> [TASK]
Give back exactly the lines running from the line with "Type out the text in this image." to the end of the entries, and only those lines.

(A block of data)

>> start

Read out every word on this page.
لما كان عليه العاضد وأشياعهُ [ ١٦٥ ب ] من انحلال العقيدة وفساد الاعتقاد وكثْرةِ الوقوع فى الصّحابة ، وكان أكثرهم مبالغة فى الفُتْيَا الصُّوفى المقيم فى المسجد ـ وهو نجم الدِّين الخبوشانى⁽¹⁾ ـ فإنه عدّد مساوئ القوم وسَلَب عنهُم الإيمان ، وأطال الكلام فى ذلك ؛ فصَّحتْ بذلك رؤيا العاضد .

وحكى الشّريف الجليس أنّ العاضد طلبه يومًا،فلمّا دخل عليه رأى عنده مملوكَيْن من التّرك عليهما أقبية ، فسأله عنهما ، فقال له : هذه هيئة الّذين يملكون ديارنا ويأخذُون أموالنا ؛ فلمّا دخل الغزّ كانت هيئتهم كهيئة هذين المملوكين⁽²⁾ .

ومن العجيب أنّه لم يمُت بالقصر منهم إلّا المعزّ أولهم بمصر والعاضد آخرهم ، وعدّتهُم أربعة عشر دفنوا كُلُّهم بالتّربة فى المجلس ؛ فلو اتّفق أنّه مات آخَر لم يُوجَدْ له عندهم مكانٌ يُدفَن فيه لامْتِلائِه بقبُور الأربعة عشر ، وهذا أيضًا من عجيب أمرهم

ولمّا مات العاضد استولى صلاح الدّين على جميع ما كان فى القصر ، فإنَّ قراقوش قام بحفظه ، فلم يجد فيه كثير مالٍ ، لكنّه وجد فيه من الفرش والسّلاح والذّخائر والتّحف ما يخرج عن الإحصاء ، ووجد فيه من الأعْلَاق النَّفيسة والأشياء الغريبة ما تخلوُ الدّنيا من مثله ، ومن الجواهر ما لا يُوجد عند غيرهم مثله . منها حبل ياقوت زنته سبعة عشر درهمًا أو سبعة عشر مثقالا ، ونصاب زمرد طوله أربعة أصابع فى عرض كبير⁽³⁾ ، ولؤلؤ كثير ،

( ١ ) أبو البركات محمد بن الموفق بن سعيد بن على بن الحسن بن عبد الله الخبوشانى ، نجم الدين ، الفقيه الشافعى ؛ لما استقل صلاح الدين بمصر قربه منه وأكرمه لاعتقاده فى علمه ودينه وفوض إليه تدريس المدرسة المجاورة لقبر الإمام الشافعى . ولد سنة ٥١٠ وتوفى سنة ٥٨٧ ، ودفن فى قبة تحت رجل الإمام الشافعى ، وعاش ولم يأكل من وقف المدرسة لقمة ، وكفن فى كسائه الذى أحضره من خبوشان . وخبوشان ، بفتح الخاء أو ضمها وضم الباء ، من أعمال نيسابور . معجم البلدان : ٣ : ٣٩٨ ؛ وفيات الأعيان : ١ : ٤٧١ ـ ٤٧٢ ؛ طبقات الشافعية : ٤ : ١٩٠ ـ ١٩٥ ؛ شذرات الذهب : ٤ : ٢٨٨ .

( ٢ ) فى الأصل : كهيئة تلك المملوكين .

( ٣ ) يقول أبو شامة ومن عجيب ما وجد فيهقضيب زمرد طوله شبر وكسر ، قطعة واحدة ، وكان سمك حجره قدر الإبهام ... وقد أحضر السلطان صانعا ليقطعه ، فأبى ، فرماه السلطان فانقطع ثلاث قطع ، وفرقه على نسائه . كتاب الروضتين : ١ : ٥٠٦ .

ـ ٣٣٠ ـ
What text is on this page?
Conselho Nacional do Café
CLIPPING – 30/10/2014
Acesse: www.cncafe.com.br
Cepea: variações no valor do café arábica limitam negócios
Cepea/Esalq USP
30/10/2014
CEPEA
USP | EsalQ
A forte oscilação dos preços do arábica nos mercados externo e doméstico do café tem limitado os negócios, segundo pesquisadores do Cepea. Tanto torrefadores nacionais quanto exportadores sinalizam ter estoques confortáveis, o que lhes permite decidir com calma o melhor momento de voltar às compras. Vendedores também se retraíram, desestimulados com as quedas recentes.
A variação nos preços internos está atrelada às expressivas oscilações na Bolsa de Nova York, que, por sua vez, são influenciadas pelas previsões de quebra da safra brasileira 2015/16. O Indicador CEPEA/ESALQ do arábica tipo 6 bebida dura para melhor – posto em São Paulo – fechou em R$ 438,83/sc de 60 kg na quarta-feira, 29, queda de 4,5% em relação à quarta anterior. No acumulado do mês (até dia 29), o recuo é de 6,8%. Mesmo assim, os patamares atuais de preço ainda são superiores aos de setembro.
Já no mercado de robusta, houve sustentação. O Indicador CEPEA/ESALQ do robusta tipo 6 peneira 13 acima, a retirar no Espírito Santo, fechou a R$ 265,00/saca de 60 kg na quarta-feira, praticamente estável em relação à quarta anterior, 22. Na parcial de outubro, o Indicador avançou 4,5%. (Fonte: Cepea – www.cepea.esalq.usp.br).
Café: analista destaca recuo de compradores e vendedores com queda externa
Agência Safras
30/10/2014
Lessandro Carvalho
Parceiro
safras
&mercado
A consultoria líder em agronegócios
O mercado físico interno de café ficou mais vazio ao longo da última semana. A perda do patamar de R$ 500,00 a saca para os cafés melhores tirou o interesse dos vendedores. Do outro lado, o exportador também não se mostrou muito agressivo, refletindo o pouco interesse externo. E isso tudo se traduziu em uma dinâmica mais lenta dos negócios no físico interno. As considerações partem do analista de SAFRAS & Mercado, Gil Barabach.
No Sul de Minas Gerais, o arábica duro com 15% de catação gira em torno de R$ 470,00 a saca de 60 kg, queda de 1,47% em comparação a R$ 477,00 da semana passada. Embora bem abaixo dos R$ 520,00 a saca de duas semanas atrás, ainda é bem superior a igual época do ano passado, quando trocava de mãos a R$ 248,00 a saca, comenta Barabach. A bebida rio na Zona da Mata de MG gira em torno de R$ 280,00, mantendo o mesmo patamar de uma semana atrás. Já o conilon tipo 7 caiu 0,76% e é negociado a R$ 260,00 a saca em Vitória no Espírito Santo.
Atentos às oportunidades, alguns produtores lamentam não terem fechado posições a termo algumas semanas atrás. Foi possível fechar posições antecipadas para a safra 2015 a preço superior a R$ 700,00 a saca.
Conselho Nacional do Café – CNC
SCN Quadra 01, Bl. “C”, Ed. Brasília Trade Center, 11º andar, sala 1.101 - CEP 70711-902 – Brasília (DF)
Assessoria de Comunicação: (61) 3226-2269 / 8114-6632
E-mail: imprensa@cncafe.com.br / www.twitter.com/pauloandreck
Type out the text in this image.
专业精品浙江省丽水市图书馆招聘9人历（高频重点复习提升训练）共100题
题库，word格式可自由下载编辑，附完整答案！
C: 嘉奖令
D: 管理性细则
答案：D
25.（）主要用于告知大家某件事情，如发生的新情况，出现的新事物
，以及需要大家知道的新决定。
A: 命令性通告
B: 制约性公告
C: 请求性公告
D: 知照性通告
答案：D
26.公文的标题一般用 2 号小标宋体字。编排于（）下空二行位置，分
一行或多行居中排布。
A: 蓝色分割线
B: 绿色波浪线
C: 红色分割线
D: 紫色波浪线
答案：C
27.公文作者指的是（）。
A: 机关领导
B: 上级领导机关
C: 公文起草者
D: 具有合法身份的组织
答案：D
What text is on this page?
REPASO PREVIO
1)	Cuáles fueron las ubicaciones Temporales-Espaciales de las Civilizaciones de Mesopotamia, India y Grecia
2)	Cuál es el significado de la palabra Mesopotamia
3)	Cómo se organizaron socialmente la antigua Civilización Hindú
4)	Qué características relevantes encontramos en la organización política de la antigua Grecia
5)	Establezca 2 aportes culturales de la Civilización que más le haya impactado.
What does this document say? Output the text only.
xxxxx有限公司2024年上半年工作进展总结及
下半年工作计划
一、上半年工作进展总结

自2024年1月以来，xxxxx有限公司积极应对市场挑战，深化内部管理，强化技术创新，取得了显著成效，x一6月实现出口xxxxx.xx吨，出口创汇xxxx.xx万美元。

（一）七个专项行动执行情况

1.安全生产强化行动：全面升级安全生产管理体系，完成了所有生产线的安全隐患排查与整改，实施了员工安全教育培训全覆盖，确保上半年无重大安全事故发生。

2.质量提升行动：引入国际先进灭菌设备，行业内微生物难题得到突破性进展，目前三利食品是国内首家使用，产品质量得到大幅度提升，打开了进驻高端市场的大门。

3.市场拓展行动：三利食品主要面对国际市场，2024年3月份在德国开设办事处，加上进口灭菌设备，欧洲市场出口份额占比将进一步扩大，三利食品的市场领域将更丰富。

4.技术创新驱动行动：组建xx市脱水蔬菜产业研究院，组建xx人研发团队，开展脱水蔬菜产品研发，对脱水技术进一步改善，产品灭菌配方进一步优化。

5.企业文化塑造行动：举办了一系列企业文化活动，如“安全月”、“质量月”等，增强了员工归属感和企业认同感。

>> end

> [SOLUTION TO THIS TASK]
Type out the text in this image.
专业精品浙江省丽水市图书馆招聘9人历（高频重点复习提升训练）共100题
题库，word格式可自由下载编辑，附完整答案！
C: 嘉奖令
D: 管理性细则
答案：D
25.（）主要用于告知大家某件事情，如发生的新情况，出现的新事物
，以及需要大家知道的新决定。
A: 命令性通告
B: 制约性公告
C: 请求性公告
D: 知照性通告
答案：D
26.公文的标题一般用 2 号小标宋体字。编排于（）下空二行位置，分
一行或多行居中排布。
A: 蓝色分割线
B: 绿色波浪线
C: 红色分割线
D: 紫色波浪线
答案：C
27.公文作者指的是（）。
A: 机关领导
B: 上级领导机关
C: 公文起草者
D: 具有合法身份的组织
答案：D
What text is on this page?
REPASO PREVIO
1)	Cuáles fueron las ubicaciones Temporales-Espaciales de las Civilizaciones de Mesopotamia, India y Grecia
2)	Cuál es el significado de la palabra Mesopotamia
3)	Cómo se organizaron socialmente la antigua Civilización Hindú
4)	Qué características relevantes encontramos en la organización política de la antigua Grecia
5)	Establezca 2 aportes culturales de la Civilización que más le haya impactado.
What does this document say? Output the text only.
xxxxx有限公司2024年上半年工作进展总结及
下半年工作计划
一、上半年工作进展总结

自2024年1月以来，xxxxx有限公司积极应对市场挑战，深化内部管理，强化技术创新，取得了显著成效，x一6月实现出口xxxxx.xx吨，出口创汇xxxx.xx万美元。

（一）七个专项行动执行情况

1.安全生产强化行动：全面升级安全生产管理体系，完成了所有生产线的安全隐患排查与整改，实施了员工安全教育培训全覆盖，确保上半年无重大安全事故发生。

2.质量提升行动：引入国际先进灭菌设备，行业内微生物难题得到突破性进展，目前三利食品是国内首家使用，产品质量得到大幅度提升，打开了进驻高端市场的大门。

3.市场拓展行动：三利食品主要面对国际市场，2024年3月份在德国开设办事处，加上进口灭菌设备，欧洲市场出口份额占比将进一步扩大，三利食品的市场领域将更丰富。

4.技术创新驱动行动：组建xx市脱水蔬菜产业研究院，组建xx人研发团队，开展脱水蔬菜产品研发，对脱水技术进一步改善，产品灭菌配方进一步优化。

5.企业文化塑造行动：举办了一系列企业文化活动，如“安全月”、“质量月”等，增强了员工归属感和企业认同感。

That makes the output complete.